Chart and figure data:

______________________________

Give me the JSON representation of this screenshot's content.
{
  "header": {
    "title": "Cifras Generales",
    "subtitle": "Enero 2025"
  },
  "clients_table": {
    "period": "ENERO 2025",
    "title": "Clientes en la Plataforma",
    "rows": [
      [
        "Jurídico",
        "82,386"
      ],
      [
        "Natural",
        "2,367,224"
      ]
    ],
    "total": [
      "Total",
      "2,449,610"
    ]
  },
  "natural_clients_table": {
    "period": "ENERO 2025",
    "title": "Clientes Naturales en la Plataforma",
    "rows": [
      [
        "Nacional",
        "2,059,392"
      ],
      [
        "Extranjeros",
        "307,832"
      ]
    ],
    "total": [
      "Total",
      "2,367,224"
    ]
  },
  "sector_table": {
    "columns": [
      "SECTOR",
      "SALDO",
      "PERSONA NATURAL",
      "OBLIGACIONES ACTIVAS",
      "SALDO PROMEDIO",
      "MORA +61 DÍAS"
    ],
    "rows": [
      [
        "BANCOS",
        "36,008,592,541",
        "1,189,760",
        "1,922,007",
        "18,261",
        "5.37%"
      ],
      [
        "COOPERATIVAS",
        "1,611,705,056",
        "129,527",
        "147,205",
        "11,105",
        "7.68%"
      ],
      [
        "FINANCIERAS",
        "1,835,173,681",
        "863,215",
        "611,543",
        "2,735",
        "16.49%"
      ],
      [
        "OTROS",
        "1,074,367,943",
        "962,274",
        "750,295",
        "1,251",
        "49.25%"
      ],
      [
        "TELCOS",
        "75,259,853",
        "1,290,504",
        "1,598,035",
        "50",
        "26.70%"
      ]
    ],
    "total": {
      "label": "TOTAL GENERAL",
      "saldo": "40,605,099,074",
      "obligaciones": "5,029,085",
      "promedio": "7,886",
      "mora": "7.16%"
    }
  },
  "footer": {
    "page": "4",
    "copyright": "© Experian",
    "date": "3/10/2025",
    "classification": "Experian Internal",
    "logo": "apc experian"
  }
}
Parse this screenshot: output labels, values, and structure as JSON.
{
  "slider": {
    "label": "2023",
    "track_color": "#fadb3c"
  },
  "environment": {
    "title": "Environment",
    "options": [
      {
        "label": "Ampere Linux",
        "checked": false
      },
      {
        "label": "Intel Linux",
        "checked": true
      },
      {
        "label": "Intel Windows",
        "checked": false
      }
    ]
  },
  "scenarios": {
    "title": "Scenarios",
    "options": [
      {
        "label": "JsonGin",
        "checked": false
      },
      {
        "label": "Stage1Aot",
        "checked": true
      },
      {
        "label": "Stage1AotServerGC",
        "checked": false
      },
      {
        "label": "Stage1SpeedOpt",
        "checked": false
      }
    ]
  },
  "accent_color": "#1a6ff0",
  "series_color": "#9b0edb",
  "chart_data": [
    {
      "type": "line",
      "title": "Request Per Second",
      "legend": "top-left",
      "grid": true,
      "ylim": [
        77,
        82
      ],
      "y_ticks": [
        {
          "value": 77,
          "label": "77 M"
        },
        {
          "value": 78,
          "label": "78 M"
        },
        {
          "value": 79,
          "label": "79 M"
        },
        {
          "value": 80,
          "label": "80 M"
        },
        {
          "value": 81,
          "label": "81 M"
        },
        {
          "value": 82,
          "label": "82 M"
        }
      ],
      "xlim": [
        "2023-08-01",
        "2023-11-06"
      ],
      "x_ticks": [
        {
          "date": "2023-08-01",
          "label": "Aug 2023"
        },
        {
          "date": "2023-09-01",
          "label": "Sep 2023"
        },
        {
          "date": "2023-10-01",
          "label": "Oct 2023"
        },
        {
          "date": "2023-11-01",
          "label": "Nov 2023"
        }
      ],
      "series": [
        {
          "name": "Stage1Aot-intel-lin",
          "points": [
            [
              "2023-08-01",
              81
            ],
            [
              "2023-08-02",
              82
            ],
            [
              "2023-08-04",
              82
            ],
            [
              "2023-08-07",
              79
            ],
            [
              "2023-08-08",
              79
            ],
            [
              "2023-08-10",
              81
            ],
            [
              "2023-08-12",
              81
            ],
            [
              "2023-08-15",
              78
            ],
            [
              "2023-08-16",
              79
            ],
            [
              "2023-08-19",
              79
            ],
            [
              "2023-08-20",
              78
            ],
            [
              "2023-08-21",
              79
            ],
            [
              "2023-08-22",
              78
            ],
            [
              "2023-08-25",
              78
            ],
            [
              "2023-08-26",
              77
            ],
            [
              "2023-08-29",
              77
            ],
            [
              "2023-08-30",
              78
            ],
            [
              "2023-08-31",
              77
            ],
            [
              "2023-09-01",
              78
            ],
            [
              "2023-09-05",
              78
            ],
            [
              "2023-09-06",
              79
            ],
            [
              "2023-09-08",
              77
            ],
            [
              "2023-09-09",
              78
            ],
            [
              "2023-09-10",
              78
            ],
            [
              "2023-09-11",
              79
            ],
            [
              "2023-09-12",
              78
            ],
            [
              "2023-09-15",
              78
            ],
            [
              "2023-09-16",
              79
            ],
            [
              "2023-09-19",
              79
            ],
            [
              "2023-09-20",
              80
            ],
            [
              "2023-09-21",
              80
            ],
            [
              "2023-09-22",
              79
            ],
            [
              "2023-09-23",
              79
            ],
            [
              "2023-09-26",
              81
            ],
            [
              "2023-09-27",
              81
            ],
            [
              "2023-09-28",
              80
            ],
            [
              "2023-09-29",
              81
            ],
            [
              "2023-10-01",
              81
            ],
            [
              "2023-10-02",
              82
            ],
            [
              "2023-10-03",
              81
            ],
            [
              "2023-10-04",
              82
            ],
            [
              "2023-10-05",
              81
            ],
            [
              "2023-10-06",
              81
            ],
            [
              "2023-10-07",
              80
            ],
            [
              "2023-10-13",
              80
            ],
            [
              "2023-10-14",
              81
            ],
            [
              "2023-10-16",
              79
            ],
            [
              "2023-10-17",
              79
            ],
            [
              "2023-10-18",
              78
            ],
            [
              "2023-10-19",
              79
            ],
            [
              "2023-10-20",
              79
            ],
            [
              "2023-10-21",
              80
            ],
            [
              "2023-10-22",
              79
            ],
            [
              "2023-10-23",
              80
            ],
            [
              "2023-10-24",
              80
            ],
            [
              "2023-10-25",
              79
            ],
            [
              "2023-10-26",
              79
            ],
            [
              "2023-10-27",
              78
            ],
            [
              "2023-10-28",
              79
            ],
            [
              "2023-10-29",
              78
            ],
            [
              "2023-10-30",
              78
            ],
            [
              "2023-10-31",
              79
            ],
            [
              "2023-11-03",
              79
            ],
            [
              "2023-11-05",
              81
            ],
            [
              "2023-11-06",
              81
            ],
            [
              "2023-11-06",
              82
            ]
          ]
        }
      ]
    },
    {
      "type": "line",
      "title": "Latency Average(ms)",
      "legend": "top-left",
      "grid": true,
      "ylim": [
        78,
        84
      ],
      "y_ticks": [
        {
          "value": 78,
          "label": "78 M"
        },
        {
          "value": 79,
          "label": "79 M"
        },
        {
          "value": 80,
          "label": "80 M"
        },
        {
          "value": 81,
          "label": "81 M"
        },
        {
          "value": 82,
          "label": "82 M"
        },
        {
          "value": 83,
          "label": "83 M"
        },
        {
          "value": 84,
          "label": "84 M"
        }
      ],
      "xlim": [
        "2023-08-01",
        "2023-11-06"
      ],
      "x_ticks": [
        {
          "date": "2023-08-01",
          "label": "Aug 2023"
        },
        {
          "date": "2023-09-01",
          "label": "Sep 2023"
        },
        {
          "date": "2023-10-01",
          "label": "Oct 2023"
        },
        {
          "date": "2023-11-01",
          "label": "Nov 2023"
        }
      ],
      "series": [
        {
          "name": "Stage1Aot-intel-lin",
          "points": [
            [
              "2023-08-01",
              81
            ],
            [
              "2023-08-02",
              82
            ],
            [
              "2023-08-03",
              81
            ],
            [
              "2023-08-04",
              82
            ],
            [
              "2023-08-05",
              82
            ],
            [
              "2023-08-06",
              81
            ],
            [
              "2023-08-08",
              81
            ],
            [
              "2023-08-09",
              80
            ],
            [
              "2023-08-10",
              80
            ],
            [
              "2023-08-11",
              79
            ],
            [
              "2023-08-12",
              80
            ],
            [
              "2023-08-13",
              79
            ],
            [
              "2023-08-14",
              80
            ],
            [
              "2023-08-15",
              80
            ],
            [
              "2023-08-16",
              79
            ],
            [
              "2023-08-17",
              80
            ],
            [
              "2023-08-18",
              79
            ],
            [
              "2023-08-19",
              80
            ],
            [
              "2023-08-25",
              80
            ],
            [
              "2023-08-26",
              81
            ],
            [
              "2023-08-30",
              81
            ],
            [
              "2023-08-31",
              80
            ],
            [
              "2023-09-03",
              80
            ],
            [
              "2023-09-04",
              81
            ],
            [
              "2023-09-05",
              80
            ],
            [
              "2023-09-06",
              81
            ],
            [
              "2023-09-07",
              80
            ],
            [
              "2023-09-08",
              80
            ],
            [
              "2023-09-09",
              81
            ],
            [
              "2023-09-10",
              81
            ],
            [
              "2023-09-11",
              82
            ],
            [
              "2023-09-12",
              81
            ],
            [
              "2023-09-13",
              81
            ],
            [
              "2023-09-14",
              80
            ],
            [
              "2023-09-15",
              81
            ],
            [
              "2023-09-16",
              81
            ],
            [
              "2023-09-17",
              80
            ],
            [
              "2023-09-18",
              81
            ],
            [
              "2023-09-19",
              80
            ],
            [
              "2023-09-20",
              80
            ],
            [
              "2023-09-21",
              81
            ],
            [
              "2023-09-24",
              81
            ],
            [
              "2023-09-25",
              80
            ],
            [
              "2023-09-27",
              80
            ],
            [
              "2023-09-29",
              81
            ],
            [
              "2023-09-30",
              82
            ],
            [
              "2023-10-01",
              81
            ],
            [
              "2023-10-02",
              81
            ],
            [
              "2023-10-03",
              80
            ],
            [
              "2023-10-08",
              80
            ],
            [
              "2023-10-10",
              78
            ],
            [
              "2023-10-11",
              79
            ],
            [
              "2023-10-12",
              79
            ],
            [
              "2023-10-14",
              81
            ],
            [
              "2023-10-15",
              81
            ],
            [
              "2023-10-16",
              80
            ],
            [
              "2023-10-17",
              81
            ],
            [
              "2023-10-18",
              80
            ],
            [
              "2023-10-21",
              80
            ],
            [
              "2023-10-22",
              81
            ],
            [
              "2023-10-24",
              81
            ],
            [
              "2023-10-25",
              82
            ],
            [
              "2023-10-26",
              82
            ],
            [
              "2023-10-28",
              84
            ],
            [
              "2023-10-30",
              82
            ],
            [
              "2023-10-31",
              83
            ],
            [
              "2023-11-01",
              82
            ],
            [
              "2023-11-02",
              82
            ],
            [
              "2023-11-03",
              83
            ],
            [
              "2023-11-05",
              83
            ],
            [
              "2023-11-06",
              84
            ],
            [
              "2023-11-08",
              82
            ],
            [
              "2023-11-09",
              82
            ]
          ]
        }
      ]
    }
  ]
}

______________________________

§ Goal:
Copy each line that holds the word "screenshot".

§ Reply:
Give me the JSON representation of this screenshot's content.
Parse this screenshot: output labels, values, and structure as JSON.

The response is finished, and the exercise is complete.